What you have to do
Write out all of the entries exactly as given.

Dataset extract
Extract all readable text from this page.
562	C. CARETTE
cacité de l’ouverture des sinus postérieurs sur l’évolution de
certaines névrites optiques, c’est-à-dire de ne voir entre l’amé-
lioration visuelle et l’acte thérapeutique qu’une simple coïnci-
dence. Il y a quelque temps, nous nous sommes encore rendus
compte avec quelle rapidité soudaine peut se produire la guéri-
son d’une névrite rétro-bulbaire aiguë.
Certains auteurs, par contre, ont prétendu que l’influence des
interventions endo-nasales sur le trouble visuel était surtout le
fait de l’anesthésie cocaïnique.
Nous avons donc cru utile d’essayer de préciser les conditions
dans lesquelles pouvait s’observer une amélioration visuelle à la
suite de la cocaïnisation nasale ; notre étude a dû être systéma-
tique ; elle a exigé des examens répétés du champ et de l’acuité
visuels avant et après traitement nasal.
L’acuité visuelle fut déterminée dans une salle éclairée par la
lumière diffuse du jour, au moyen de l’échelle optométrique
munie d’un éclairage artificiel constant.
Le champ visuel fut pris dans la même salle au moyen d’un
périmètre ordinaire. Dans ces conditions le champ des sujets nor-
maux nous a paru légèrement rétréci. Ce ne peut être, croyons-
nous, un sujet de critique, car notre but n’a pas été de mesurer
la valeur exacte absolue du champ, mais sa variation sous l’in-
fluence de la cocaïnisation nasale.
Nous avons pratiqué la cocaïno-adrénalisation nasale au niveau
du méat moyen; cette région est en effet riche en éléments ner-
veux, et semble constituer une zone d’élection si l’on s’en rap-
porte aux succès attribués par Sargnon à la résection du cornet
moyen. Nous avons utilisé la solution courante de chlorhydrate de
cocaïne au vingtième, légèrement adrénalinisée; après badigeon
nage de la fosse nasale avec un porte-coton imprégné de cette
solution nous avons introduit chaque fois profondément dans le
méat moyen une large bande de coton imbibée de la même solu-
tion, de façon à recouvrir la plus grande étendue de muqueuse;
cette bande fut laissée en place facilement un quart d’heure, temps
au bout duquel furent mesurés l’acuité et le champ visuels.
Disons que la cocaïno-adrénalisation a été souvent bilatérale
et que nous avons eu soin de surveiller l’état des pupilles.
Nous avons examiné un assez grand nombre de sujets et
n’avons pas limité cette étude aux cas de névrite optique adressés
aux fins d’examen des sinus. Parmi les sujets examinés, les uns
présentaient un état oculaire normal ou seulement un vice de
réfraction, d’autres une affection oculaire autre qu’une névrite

Complete output
Extract all readable text from this page.
562	C. CARETTE
cacité de l’ouverture des sinus postérieurs sur l’évolution de
certaines névrites optiques, c’est-à-dire de ne voir entre l’amé-
lioration visuelle et l’acte thérapeutique qu’une simple coïnci-
dence. Il y a quelque temps, nous nous sommes encore rendus
compte avec quelle rapidité soudaine peut se produire la guéri-
son d’une névrite rétro-bulbaire aiguë.
Certains auteurs, par contre, ont prétendu que l’influence des
interventions endo-nasales sur le trouble visuel était surtout le
fait de l’anesthésie cocaïnique.
Nous avons donc cru utile d’essayer de préciser les conditions
dans lesquelles pouvait s’observer une amélioration visuelle à la
suite de la cocaïnisation nasale ; notre étude a dû être systéma-
tique ; elle a exigé des examens répétés du champ et de l’acuité
visuels avant et après traitement nasal.
L’acuité visuelle fut déterminée dans une salle éclairée par la
lumière diffuse du jour, au moyen de l’échelle optométrique
munie d’un éclairage artificiel constant.
Le champ visuel fut pris dans la même salle au moyen d’un
périmètre ordinaire. Dans ces conditions le champ des sujets nor-
maux nous a paru légèrement rétréci. Ce ne peut être, croyons-
nous, un sujet de critique, car notre but n’a pas été de mesurer
la valeur exacte absolue du champ, mais sa variation sous l’in-
fluence de la cocaïnisation nasale.
Nous avons pratiqué la cocaïno-adrénalisation nasale au niveau
du méat moyen; cette région est en effet riche en éléments ner-
veux, et semble constituer une zone d’élection si l’on s’en rap-
porte aux succès attribués par Sargnon à la résection du cornet
moyen. Nous avons utilisé la solution courante de chlorhydrate de
cocaïne au vingtième, légèrement adrénalinisée; après badigeon
nage de la fosse nasale avec un porte-coton imprégné de cette
solution nous avons introduit chaque fois profondément dans le
méat moyen une large bande de coton imbibée de la même solu-
tion, de façon à recouvrir la plus grande étendue de muqueuse;
cette bande fut laissée en place facilement un quart d’heure, temps
au bout duquel furent mesurés l’acuité et le champ visuels.
Disons que la cocaïno-adrénalisation a été souvent bilatérale
et que nous avons eu soin de surveiller l’état des pupilles.
Nous avons examiné un assez grand nombre de sujets et
n’avons pas limité cette étude aux cas de névrite optique adressés
aux fins d’examen des sinus. Parmi les sujets examinés, les uns
présentaient un état oculaire normal ou seulement un vice de
réfraction, d’autres une affection oculaire autre qu’une névrite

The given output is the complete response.